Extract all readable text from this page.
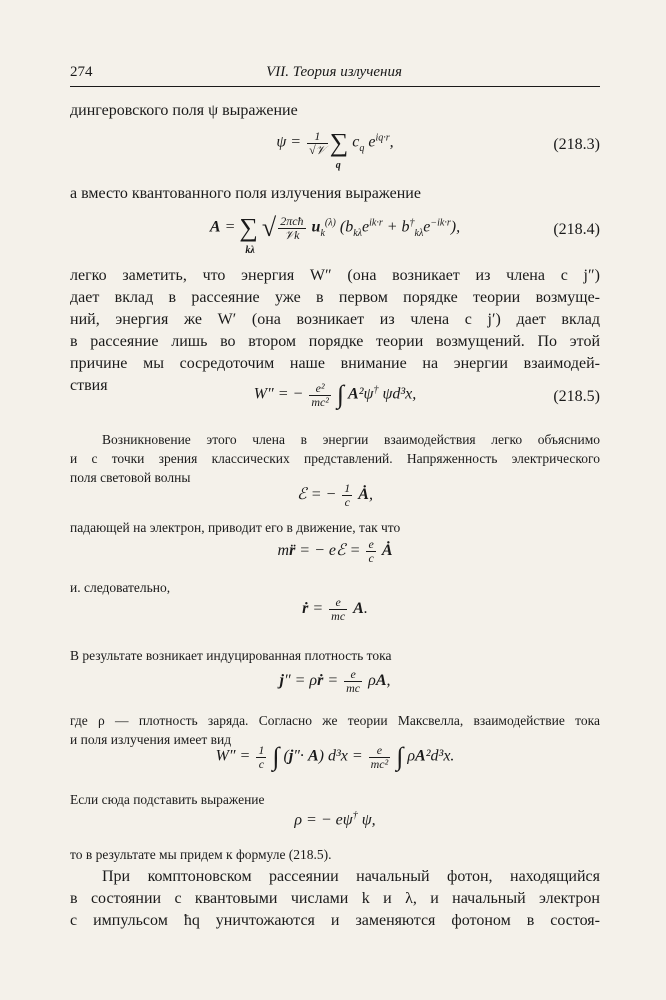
274	VII. Теория излучения

дингеровского поля ψ выражение

ψ = 1
√𝒱 ∑
q
$c_q$ $e^{iq\cdot r}$,	(218.3)

а вместо квантованного поля излучения выражение

A = ∑
kλ
√ 2πcħ
𝒱k $u_k^{(\lambda)}$ $(b_{k\lambda}e^{ik\cdot r} + b^\dagger_{k\lambda}e^{-ik\cdot r})$,	(218.4)

легко заметить, что энергия W″ (она возникает из члена с j″)

дает вклад в рассеяние уже в первом порядке теории возмуще-

ний, энергия же W′ (она возникает из члена с j′) дает вклад

в рассеяние лишь во втором порядке теории возмущений. По этой

причине мы сосредоточим наше внимание на энергии взаимодей-

ствия

W″ = − $\frac{\text{e²}}{\text{mc²}}$ ∫ A²ψ† ψd³x,	(218.5)

Возникновение этого члена в энергии взаимодействия легко объяснимо

и с точки зрения классических представлений. Напряженность электрического

поля световой волны

ℰ = − $\frac{1}{c}$ Ȧ,

падающей на электрон, приводит его в движение, так что

mr̈ = − eℰ = $\frac{e}{c}$ Ȧ

и. следовательно,

ṙ = $\frac{e}{mc} A$.

В результате возникает индуцированная плотность тока

j″ = ρṙ = $\frac{e}{mc} \rho A$,

где ρ — плотность заряда. Согласно же теории Максвелла, взаимодействие тока

и поля излучения имеет вид

$W'' = \frac{1}{c}$ ∫ (j″· A) $d^3x = \frac{e}{\text{mc²}}$ ∫ ρA²d³x.

Если сюда подставить выражение

ρ = − eψ† ψ,

то в результате мы придем к формуле (218.5).

При комптоновском рассеянии начальный фотон, находящийся

в состоянии с квантовыми числами k и λ, и начальный электрон

с импульсом ħq уничтожаются и заменяются фотоном в состоя-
════════════════════
* TASK OBJECTIVE: Show each line of the listing that holds the string "электрон".

* SOLUTION TO THIS TASK:
падающей на электрон, приводит его в движение, так что
в состоянии с квантовыми числами k и λ, и начальный электрон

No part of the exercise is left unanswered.